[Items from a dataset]
**********
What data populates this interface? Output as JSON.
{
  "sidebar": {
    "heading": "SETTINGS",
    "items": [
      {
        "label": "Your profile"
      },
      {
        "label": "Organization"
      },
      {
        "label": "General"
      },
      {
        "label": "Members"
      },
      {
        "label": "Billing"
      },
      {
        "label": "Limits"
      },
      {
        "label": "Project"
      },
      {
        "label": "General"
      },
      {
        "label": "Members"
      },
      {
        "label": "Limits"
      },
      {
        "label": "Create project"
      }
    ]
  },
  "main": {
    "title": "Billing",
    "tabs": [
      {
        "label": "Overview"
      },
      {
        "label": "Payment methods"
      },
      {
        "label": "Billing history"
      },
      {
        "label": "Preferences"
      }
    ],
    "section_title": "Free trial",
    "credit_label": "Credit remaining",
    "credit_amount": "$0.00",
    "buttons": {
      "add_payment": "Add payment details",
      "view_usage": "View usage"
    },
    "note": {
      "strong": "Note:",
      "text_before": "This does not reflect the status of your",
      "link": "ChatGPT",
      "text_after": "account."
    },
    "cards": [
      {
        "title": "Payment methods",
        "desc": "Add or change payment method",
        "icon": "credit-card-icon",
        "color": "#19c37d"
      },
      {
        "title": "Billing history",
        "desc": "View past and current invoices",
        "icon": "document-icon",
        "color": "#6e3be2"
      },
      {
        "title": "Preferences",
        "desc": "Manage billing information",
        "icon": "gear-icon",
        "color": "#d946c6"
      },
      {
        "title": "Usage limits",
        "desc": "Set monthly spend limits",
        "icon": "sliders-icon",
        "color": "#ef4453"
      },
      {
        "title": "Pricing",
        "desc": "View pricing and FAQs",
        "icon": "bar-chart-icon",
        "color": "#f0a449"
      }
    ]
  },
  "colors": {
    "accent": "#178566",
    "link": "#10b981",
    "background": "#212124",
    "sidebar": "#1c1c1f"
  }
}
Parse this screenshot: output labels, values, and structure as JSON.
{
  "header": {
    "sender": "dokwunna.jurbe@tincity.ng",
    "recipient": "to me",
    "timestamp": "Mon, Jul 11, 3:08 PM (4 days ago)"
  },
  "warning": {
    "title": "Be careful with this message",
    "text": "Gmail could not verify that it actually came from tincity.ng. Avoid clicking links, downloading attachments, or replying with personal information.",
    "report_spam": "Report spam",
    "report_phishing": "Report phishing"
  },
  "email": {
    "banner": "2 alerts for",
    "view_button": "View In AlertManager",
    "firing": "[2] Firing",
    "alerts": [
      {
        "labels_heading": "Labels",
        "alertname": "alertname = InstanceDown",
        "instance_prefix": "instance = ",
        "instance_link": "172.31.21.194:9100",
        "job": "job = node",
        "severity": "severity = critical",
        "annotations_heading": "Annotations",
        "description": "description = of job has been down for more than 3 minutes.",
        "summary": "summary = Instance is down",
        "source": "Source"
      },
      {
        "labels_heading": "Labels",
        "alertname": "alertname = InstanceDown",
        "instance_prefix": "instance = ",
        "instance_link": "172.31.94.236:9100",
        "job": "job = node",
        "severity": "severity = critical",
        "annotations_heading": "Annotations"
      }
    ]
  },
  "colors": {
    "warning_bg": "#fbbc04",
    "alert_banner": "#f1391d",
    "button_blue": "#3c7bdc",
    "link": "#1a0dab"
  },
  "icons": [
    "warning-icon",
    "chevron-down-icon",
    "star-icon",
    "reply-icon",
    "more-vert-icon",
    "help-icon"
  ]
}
**********
* **BRIEF**
Find the lines with the string "JSON" and reproduce them.

* **RESPONSE**
What data populates this interface? Output as JSON.
Parse this screenshot: output labels, values, and structure as JSON.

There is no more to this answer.